■ Directions ■
Repeat the whole listing exactly as written.

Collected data

○ ○ ○ ○

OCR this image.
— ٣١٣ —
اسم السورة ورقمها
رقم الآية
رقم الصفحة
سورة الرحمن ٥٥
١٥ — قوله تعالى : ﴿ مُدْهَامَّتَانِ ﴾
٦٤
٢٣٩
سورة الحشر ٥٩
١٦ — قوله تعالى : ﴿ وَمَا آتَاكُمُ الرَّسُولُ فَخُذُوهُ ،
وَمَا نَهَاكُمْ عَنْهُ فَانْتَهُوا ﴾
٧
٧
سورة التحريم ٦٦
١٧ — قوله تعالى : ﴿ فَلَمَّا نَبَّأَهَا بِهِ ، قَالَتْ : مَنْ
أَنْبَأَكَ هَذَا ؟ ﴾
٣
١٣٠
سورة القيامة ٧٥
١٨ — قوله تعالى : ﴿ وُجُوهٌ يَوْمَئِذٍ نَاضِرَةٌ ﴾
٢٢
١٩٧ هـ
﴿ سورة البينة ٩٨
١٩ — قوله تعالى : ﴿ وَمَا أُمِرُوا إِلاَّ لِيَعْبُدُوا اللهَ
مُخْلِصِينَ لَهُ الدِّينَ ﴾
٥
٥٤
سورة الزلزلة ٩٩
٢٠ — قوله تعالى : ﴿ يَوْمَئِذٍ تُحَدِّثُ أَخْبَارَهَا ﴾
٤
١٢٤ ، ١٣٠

○ ○ ○ ○

■ Right answer ■
OCR this image.
— ٣١٣ —
اسم السورة ورقمها
رقم الآية
رقم الصفحة
سورة الرحمن ٥٥
١٥ — قوله تعالى : ﴿ مُدْهَامَّتَانِ ﴾
٦٤
٢٣٩
سورة الحشر ٥٩
١٦ — قوله تعالى : ﴿ وَمَا آتَاكُمُ الرَّسُولُ فَخُذُوهُ ،
وَمَا نَهَاكُمْ عَنْهُ فَانْتَهُوا ﴾
٧
٧
سورة التحريم ٦٦
١٧ — قوله تعالى : ﴿ فَلَمَّا نَبَّأَهَا بِهِ ، قَالَتْ : مَنْ
أَنْبَأَكَ هَذَا ؟ ﴾
٣
١٣٠
سورة القيامة ٧٥
١٨ — قوله تعالى : ﴿ وُجُوهٌ يَوْمَئِذٍ نَاضِرَةٌ ﴾
٢٢
١٩٧ هـ
﴿ سورة البينة ٩٨
١٩ — قوله تعالى : ﴿ وَمَا أُمِرُوا إِلاَّ لِيَعْبُدُوا اللهَ
مُخْلِصِينَ لَهُ الدِّينَ ﴾
٥
٥٤
سورة الزلزلة ٩٩
٢٠ — قوله تعالى : ﴿ يَوْمَئِذٍ تُحَدِّثُ أَخْبَارَهَا ﴾
٤
١٢٤ ، ١٣٠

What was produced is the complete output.